> Texte:
Le rideau jaune
de Lisa Carducci

critiqué par Libris québécis, le 27 octobre 2005
(Montréal - 82 ans)


La note:  étoiles
Une Italienne en Chine
Née dans une famille italienne de Montréal, Lisa Carducci vit en Chine depuis de nombreuses années. Son roman, Le Rideau jaune, lequel cache le lit des résidents qui étudient en tourisme à Beijing (Pékin), raconte une histoire d’amour entre Marisa, un professeur italien, et François, l’un de ses étudiants qu’elle surnomme d’un prénom à l’occidental.

Cette enseignante de 40 ans a un coup de foudre pour un jeune homme de 24 ans. Après l’avoir attiré dans ses filets, elle doit s’imposer une discrétion à toute épreuve pour ne pas être congédiée. Chacun est conscient du piège tendu. L’héroïne sait que son aventure est inacceptable à cause de sa situation d’autorité et de son âge, et François se sent coupable de répondre à cet amour au détriment de celui qu’il porte à une compatriote de sa province. Mais les deux amoureux tentent quand même de mener cette expérience à terme en dépit des déchirements qui en découleront.

> Données de l'exercice:
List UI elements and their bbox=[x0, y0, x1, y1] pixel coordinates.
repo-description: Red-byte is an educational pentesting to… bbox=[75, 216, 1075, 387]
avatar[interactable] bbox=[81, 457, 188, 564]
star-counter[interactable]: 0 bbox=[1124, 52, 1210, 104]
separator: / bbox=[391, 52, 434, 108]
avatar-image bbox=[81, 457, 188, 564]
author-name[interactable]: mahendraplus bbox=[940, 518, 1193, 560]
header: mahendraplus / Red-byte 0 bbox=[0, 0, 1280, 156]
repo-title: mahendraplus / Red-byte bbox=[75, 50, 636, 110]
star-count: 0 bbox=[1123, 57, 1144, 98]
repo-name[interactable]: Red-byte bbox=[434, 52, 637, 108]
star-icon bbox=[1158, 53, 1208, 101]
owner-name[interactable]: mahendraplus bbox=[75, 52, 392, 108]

> Consigne A: D'après la critique du roman Le Rideau jaune, quel âge a Marisa, l'enseignante ?
> Consigne B: Reproduisez à l'identique le passage de la critique du Rideau jaune qui va de « Cette enseignante de » jusqu'à « qui en découleront. » inclus.
Les données de l'exercice proviennent d'une autre source que le texte.

> Réponse A: Marisa a 40 ans.

> Réponse B:
Cette enseignante de 40 ans a un coup de foudre pour un jeune homme de 24 ans. Après l’avoir attiré dans ses filets, elle doit s’imposer une discrétion à toute épreuve pour ne pas être congédiée. Chacun est conscient du piège tendu. L’héroïne sait que son aventure est inacceptable à cause de sa situation d’autorité et de son âge, et François se sent coupable de répondre à cet amour au détriment de celui qu’il porte à une compatriote de sa province. Mais les deux amoureux tentent quand même de mener cette expérience à terme en dépit des déchirements qui en découleront.